Data records

[BEGIN]

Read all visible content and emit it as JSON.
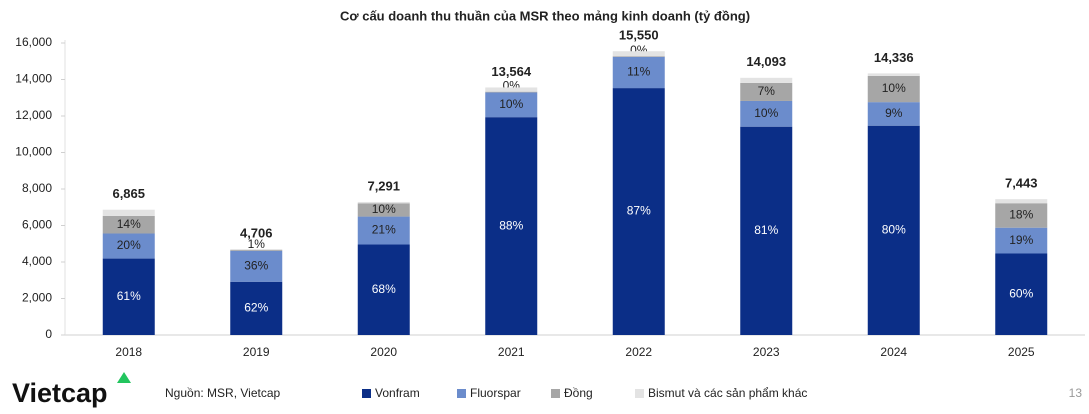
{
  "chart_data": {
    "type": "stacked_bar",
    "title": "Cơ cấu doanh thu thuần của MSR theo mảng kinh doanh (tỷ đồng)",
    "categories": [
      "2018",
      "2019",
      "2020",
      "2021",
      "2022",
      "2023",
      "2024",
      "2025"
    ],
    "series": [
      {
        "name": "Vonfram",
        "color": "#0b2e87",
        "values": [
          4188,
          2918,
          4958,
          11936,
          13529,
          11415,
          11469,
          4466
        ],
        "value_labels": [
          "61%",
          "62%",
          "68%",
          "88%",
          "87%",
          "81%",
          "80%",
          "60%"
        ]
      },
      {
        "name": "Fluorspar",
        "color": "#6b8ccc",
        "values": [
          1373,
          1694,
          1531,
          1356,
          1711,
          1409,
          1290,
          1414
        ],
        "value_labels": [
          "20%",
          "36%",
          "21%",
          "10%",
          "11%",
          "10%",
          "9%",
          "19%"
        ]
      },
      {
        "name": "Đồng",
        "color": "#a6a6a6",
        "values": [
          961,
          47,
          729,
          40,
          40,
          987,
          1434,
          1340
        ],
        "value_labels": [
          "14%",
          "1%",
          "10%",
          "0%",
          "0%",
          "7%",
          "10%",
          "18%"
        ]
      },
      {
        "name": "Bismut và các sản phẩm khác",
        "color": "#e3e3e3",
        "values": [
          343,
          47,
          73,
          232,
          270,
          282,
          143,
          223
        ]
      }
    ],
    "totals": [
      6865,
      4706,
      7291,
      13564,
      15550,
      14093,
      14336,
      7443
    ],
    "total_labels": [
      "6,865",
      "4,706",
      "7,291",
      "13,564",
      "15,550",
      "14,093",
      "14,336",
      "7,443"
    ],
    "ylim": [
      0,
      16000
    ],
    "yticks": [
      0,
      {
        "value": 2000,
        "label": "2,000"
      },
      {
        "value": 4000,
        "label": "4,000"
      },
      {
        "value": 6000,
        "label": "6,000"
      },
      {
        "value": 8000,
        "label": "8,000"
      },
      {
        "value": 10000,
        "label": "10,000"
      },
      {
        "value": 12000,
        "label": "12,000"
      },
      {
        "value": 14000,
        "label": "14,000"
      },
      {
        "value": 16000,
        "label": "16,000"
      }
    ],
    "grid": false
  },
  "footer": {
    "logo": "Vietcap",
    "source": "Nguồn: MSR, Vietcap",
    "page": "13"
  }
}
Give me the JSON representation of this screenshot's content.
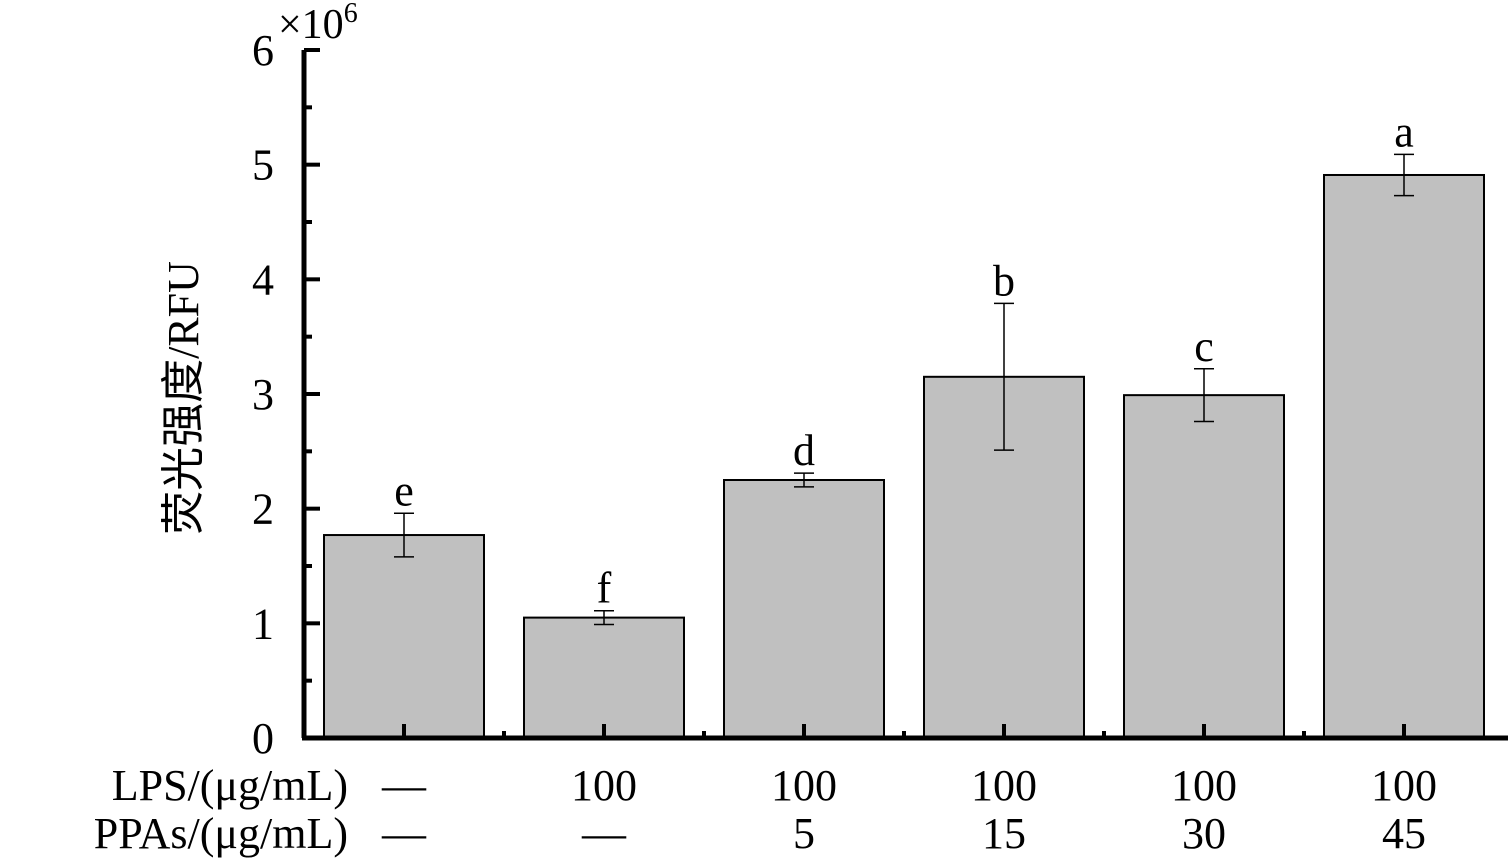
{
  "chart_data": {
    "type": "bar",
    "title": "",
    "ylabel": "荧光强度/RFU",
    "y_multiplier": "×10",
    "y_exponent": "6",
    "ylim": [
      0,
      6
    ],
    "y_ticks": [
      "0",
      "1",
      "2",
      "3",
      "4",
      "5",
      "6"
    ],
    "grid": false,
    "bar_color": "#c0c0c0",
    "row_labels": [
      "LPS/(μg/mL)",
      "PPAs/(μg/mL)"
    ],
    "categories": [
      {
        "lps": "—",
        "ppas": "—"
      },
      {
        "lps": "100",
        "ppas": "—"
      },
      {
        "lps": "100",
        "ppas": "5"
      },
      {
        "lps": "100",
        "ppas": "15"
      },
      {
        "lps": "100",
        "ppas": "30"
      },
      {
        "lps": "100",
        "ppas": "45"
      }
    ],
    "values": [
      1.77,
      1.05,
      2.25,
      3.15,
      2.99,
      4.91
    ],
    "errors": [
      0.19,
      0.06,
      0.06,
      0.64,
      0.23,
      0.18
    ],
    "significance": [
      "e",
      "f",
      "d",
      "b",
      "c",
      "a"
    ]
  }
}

[END]
[BEGIN]

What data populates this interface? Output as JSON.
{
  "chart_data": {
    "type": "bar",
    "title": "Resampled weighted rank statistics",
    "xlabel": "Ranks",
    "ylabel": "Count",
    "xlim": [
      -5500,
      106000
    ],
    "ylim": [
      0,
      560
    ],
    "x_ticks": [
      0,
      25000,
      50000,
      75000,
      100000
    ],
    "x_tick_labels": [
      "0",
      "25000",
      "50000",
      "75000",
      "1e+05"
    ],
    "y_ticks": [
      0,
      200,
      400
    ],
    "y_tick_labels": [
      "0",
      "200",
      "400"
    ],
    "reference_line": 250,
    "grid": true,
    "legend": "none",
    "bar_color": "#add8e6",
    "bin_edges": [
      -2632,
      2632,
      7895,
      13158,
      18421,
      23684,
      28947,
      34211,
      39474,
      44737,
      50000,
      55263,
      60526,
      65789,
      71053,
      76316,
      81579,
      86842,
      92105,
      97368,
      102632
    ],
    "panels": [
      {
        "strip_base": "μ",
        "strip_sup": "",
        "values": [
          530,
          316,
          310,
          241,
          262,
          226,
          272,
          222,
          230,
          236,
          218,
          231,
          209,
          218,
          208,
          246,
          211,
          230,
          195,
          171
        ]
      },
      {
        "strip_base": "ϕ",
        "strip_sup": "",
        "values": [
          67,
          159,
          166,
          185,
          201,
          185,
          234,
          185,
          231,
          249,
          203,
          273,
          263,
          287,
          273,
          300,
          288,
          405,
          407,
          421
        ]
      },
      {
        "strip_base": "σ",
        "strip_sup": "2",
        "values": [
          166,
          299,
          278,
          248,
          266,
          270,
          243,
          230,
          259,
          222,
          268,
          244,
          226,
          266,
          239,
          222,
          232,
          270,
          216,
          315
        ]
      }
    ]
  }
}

[END]

What is expected:
Copy out each line of the data where the string "title" appears.

Task solution:
    "title": "Cơ cấu doanh thu thuần của MSR theo mảng kinh doanh (tỷ đồng)",
    "title": "",
    "title": "Resampled weighted rank statistics",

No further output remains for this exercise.